* _Problem_
Pull out every line in the data that has the string "this" in it.

* _Dataset extract_
■ ■ ■ ■ ■
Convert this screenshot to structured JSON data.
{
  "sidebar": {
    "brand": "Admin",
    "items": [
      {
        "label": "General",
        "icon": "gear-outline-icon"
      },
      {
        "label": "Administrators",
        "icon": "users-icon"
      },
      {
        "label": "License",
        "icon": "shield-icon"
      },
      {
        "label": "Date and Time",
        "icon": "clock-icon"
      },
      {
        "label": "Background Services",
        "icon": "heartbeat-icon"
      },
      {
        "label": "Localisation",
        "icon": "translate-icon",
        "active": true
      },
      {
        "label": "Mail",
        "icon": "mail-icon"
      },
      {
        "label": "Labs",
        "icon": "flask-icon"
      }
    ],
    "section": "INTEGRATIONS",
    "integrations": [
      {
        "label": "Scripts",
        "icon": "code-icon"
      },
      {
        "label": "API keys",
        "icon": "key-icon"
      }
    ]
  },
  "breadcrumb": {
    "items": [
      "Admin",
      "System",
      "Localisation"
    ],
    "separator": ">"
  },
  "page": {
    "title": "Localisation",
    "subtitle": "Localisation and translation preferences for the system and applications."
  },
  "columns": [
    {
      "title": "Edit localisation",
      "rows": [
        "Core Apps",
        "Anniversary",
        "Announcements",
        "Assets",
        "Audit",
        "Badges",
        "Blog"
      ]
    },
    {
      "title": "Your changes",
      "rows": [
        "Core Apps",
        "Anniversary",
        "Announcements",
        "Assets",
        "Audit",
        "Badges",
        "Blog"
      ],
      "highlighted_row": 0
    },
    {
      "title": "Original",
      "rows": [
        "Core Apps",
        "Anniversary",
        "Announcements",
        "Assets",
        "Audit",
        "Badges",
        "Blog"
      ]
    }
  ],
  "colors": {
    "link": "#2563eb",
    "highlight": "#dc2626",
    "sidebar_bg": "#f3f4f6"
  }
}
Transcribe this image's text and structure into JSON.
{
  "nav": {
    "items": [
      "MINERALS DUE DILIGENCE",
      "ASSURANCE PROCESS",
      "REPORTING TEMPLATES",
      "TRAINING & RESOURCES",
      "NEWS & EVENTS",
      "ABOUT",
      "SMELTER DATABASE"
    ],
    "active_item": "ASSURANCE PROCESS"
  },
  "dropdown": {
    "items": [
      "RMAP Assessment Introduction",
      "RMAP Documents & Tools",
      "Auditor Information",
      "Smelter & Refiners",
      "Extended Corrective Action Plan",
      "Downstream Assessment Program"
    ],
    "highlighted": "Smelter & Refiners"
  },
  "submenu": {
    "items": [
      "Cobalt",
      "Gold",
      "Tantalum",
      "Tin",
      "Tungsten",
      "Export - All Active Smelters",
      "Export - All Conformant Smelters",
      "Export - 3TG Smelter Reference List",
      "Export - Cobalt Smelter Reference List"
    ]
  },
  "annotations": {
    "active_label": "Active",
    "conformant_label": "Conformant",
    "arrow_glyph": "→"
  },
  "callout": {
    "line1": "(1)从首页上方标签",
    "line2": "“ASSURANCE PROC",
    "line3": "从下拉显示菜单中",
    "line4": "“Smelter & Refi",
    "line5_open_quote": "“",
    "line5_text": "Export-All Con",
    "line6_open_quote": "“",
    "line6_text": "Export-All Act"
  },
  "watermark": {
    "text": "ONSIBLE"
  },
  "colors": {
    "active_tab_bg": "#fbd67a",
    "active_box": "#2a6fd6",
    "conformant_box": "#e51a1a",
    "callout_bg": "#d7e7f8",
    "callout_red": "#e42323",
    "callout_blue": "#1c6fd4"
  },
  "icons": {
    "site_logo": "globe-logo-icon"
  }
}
■ ■ ■ ■ ■
* _Written answer_
Convert this screenshot to structured JSON data.
Transcribe this image's text and structure into JSON.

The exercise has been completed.